(Recorded data)
* * *

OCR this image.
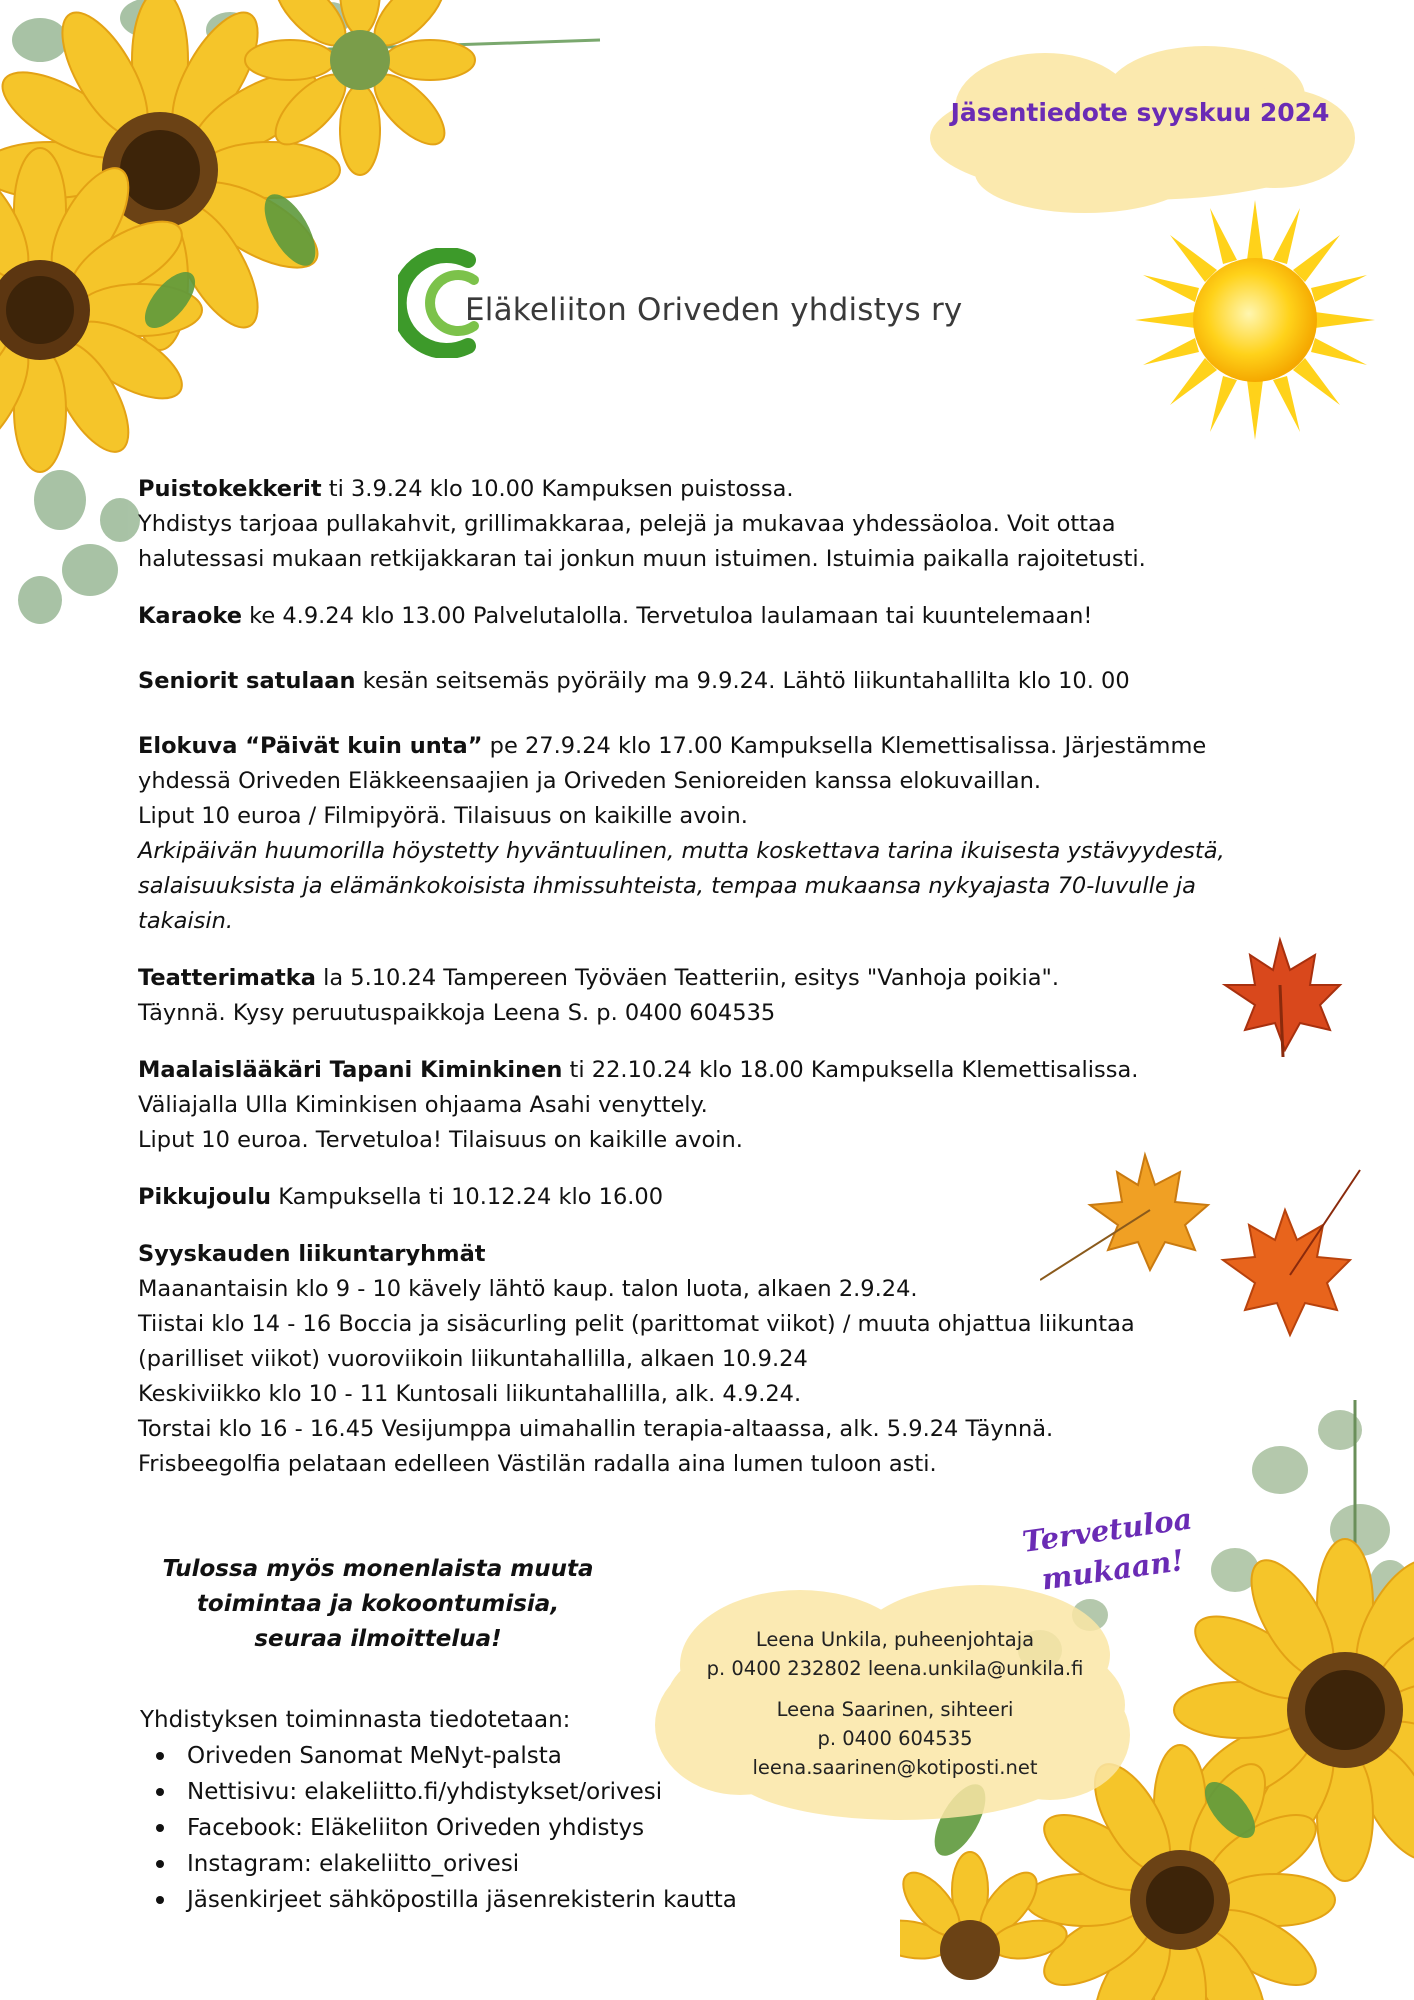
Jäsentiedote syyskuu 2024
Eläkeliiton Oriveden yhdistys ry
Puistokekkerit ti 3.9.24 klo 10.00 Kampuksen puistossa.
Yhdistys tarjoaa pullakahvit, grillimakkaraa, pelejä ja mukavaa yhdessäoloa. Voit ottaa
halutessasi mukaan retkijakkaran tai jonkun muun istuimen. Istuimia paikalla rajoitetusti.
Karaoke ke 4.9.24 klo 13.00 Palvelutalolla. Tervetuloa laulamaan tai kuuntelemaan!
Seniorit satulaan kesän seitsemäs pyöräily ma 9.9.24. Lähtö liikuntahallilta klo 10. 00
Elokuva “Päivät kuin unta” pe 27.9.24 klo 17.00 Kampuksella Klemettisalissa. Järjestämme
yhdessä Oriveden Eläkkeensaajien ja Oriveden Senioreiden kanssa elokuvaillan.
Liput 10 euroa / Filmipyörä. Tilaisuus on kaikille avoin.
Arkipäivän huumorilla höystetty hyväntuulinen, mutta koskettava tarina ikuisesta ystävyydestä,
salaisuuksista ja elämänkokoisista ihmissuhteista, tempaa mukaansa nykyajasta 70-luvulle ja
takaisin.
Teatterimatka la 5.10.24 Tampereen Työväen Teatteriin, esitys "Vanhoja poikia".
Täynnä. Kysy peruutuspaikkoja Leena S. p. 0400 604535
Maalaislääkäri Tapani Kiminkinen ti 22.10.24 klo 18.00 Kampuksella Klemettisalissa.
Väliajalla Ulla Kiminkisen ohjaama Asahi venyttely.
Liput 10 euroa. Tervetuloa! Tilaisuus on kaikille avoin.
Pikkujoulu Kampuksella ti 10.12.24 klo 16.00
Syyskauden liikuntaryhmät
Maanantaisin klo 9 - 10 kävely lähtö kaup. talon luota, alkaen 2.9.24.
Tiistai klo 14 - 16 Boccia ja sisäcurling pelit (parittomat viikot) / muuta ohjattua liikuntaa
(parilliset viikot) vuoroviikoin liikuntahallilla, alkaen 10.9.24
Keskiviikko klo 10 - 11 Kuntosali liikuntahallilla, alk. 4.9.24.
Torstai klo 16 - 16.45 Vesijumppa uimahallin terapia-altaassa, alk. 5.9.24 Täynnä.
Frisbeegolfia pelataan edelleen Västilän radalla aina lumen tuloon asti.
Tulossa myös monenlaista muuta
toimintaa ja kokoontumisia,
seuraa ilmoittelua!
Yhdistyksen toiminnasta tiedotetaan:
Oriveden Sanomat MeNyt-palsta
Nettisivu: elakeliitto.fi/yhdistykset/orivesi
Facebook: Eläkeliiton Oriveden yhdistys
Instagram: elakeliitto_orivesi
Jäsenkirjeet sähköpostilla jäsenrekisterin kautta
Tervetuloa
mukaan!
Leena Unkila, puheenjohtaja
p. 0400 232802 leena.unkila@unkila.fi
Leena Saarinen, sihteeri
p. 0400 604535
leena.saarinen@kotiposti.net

* * *

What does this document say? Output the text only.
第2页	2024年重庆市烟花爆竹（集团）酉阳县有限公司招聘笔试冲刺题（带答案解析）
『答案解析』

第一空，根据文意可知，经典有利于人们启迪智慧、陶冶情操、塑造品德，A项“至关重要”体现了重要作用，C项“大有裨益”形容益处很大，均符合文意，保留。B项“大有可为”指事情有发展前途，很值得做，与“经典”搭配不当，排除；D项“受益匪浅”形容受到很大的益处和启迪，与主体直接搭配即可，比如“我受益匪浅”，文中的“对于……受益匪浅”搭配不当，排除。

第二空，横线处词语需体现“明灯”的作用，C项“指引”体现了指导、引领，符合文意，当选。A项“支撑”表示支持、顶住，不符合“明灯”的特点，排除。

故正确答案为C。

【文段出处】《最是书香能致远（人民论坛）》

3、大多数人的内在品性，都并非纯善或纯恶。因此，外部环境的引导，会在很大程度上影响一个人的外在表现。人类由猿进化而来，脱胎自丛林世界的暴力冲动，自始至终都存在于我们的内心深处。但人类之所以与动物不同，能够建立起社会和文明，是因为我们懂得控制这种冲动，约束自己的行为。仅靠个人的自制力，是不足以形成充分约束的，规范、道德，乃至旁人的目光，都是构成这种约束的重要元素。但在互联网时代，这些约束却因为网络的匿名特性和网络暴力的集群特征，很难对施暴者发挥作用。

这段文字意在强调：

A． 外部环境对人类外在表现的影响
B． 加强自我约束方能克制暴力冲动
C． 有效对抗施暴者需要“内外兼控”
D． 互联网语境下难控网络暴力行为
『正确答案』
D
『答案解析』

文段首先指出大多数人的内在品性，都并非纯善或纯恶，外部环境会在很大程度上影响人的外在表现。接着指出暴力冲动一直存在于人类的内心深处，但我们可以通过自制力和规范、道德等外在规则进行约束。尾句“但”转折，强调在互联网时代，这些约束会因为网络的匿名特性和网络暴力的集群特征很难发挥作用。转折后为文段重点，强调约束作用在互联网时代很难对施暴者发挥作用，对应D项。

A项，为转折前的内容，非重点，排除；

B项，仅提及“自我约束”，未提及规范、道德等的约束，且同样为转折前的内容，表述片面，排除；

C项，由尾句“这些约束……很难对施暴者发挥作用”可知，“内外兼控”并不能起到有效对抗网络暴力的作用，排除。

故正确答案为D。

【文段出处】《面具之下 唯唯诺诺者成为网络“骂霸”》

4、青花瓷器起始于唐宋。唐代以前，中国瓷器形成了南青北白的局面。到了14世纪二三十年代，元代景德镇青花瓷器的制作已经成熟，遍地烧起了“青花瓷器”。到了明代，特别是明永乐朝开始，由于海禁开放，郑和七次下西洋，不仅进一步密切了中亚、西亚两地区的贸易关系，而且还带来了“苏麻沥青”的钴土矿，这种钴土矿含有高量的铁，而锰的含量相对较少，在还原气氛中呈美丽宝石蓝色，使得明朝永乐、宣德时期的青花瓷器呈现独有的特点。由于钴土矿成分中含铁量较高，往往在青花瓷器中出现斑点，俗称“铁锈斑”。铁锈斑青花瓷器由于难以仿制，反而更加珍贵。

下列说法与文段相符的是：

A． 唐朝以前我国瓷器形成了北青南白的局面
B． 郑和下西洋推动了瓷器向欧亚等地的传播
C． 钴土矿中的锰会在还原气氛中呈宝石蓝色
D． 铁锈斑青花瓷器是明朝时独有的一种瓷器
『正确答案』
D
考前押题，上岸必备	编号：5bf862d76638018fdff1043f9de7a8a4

* * *

In the entries above, locate every line with the word "内外兼控" and copy it.

C． 有效对抗施暴者需要“内外兼控”
C项，由尾句“这些约束……很难对施暴者发挥作用”可知，“内外兼控”并不能起到有效对抗网络暴力的作用，排除。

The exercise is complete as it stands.